According to the paper record on SHIP in diabetic kidney disease below, by how much did intraperitoneal delivery of the rAd-INPP5D vector increase SHIP expression in diabetic mice?

[SELECTED EXCERPT]
::::

| First Author | Li F | Year | 2017 |
| Journal | Biochem Biophys Res Commun | Volume | 482 |
| Issue | 4 | Pages | 1477-1483 |
| PubMed ID | 27965087 | Mgi Jnum | J:309290 |
| Mgi Id | MGI:6716408 | Doi | 10.1016/j.bbrc.2016.12.060 |
| Citation | Li F, et al. (2017) SHIP, a novel factor to ameliorate extracellular matrix accumulation via suppressing PI3K/Akt/CTGF signaling in diabetic kidney disease. Biochem Biophys Res Commun 482(4):1477-1483 |
| abstractText | Tubular interstitial extracellular matrix accumulation, which plays a key role in the pathogenesis and progression of diabetic kidney disease (DKD), is believed to be mediated by activation of PI3K/Akt signal pathway. However, it is still not clear whether SH2 domain-containing inositol 5'-phosphatase (SHIP), known as a negative regulator of PI3K/Akt pathway is also involved in extracellular matrix metabolism of diabetic kidney. In the present study, decreased SHIP and increased phospho-Akt (Ser 473, Thr 308) were found in renal tubular cells of diabetic mice accompanied by overexpression of connective tissue growth factor (CTGF) and extracellular matrix deposition versus normal mice. Again, high glucose attenuated SHIP expression in a time-dependent manner, concomitant with activation of PI3K/Akt signaling and extracellular matrix production in human renal proximal tubular epithelial cells (HK2) cultured in vitro, which was significantly prevented by transfection of M90-SHIP vector. Furthermore, in vivo delivery of rAd-INPP5D vector (SHIP expression vector) via intraperitoneal injection in diabetic mice increased SHIP expression by 3.36 times followed by 65.26%, 70.38% and 46.71% decreases of phospho-Akt (Ser 473), phospho-Akt (Thr 308) and CTGF expression versus diabetic mice receiving rAd-EGFP vector. Meanwhile, increased renal extracellular matrix accumulation of diabetic mice was also inhibited with intraperitoneal injection of rAd-INPP5D vector. These above data suggested that overexpression of SHIP might be a potent method to lessen renal extracellular matrix accumulation via inactivation of PI3K/Akt pathway and suppression of CTGF expression in DKD. |

::::

[LISTED ENTRIES]
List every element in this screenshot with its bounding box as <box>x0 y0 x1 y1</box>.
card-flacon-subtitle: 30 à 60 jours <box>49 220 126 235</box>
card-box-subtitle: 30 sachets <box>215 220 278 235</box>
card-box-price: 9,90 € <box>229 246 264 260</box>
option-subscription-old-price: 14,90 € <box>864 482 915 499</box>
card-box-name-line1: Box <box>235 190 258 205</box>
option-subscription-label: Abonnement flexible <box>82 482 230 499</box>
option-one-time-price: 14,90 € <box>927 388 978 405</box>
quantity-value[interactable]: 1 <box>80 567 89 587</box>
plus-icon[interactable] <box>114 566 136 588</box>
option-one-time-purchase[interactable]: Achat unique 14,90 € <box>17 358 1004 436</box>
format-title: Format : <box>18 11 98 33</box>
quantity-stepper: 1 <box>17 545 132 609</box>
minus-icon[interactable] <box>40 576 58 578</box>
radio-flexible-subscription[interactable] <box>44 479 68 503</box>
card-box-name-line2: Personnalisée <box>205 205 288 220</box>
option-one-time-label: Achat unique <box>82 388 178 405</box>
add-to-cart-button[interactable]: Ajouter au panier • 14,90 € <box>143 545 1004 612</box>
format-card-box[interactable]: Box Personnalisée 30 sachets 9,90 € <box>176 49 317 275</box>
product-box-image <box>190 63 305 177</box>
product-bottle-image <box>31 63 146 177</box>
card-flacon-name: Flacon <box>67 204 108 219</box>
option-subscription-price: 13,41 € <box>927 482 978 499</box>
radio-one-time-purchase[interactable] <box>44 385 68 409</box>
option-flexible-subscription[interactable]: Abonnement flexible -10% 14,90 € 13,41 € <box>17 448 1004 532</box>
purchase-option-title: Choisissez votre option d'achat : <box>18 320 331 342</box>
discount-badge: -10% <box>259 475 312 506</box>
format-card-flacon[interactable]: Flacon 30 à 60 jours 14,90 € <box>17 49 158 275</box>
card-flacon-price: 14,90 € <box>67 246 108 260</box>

::::

[SOLUTION FOR THIS TASK] It increased SHIP expression by 3.36 times.